**Task instructions**
Duplicate all of the following records line by line, changing nothing.

Lines of data:
_ _ _ _ _

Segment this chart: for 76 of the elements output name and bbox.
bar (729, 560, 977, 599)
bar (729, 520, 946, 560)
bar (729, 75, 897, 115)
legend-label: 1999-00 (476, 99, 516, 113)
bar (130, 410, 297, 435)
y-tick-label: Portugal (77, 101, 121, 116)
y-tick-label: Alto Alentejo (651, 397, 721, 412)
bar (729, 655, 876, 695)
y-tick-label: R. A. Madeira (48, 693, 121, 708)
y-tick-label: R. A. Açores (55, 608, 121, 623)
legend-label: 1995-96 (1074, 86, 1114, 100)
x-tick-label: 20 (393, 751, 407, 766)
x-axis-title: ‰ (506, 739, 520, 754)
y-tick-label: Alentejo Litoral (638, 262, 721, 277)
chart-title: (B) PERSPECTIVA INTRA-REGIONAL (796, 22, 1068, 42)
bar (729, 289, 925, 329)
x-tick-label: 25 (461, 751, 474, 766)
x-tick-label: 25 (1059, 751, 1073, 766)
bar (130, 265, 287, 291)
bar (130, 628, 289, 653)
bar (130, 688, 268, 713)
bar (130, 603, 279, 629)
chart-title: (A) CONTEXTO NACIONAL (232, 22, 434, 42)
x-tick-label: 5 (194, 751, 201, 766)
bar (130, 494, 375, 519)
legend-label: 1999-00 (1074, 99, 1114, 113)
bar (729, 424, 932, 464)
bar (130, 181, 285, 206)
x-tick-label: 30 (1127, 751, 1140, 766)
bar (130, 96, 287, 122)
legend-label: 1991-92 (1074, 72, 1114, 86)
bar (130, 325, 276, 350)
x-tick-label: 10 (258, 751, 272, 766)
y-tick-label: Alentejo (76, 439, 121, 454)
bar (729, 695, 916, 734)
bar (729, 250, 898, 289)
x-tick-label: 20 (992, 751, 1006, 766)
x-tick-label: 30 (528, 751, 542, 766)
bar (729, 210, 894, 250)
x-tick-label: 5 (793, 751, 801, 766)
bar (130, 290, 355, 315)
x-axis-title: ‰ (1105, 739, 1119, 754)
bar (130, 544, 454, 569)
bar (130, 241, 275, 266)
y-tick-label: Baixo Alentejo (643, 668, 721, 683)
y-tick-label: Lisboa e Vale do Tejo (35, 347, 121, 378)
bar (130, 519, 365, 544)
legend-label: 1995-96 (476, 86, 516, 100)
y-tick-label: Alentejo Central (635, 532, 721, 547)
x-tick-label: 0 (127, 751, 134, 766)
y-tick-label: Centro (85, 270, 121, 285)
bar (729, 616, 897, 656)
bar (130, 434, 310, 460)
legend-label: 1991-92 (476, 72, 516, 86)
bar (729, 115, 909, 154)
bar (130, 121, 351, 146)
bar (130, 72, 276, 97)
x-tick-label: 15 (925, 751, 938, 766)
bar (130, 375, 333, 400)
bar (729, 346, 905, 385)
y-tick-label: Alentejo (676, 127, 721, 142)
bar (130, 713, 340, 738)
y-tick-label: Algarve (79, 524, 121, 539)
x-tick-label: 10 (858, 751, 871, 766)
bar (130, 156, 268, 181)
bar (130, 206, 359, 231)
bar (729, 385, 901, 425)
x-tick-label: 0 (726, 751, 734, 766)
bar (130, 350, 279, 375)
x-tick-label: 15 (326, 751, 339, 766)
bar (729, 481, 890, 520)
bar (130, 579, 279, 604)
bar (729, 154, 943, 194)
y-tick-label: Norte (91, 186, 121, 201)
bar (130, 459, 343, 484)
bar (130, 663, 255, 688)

_ _ _ _ _

**Exercise result**
Segment this chart: for 76 of the elements output name and bbox.
bar (729, 560, 977, 599)
bar (729, 520, 946, 560)
bar (729, 75, 897, 115)
legend-label: 1999-00 (476, 99, 516, 113)
bar (130, 410, 297, 435)
y-tick-label: Portugal (77, 101, 121, 116)
y-tick-label: Alto Alentejo (651, 397, 721, 412)
bar (729, 655, 876, 695)
y-tick-label: R. A. Madeira (48, 693, 121, 708)
y-tick-label: R. A. Açores (55, 608, 121, 623)
legend-label: 1995-96 (1074, 86, 1114, 100)
x-tick-label: 20 (393, 751, 407, 766)
x-axis-title: ‰ (506, 739, 520, 754)
y-tick-label: Alentejo Litoral (638, 262, 721, 277)
chart-title: (B) PERSPECTIVA INTRA-REGIONAL (796, 22, 1068, 42)
bar (729, 289, 925, 329)
x-tick-label: 25 (461, 751, 474, 766)
x-tick-label: 25 (1059, 751, 1073, 766)
bar (130, 265, 287, 291)
bar (130, 628, 289, 653)
bar (130, 688, 268, 713)
bar (130, 603, 279, 629)
chart-title: (A) CONTEXTO NACIONAL (232, 22, 434, 42)
x-tick-label: 5 (194, 751, 201, 766)
bar (130, 494, 375, 519)
legend-label: 1999-00 (1074, 99, 1114, 113)
bar (729, 424, 932, 464)
bar (130, 181, 285, 206)
x-tick-label: 30 (1127, 751, 1140, 766)
bar (130, 96, 287, 122)
legend-label: 1991-92 (1074, 72, 1114, 86)
bar (130, 325, 276, 350)
x-tick-label: 10 (258, 751, 272, 766)
y-tick-label: Alentejo (76, 439, 121, 454)
bar (729, 695, 916, 734)
bar (729, 250, 898, 289)
x-tick-label: 20 (992, 751, 1006, 766)
x-tick-label: 30 (528, 751, 542, 766)
bar (729, 210, 894, 250)
x-tick-label: 5 (793, 751, 801, 766)
bar (130, 290, 355, 315)
x-axis-title: ‰ (1105, 739, 1119, 754)
bar (130, 544, 454, 569)
bar (130, 241, 275, 266)
y-tick-label: Baixo Alentejo (643, 668, 721, 683)
y-tick-label: Lisboa e Vale do Tejo (35, 347, 121, 378)
bar (130, 519, 365, 544)
legend-label: 1995-96 (476, 86, 516, 100)
y-tick-label: Alentejo Central (635, 532, 721, 547)
x-tick-label: 0 (127, 751, 134, 766)
y-tick-label: Centro (85, 270, 121, 285)
bar (729, 616, 897, 656)
bar (130, 434, 310, 460)
legend-label: 1991-92 (476, 72, 516, 86)
bar (729, 115, 909, 154)
bar (130, 121, 351, 146)
bar (130, 72, 276, 97)
x-tick-label: 15 (925, 751, 938, 766)
bar (130, 375, 333, 400)
bar (729, 346, 905, 385)
y-tick-label: Alentejo (676, 127, 721, 142)
bar (130, 713, 340, 738)
y-tick-label: Algarve (79, 524, 121, 539)
x-tick-label: 10 (858, 751, 871, 766)
bar (130, 156, 268, 181)
bar (130, 206, 359, 231)
bar (729, 385, 901, 425)
x-tick-label: 0 (726, 751, 734, 766)
bar (130, 350, 279, 375)
x-tick-label: 15 (326, 751, 339, 766)
bar (729, 481, 890, 520)
bar (130, 579, 279, 604)
bar (729, 154, 943, 194)
y-tick-label: Norte (91, 186, 121, 201)
bar (130, 459, 343, 484)
bar (130, 663, 255, 688)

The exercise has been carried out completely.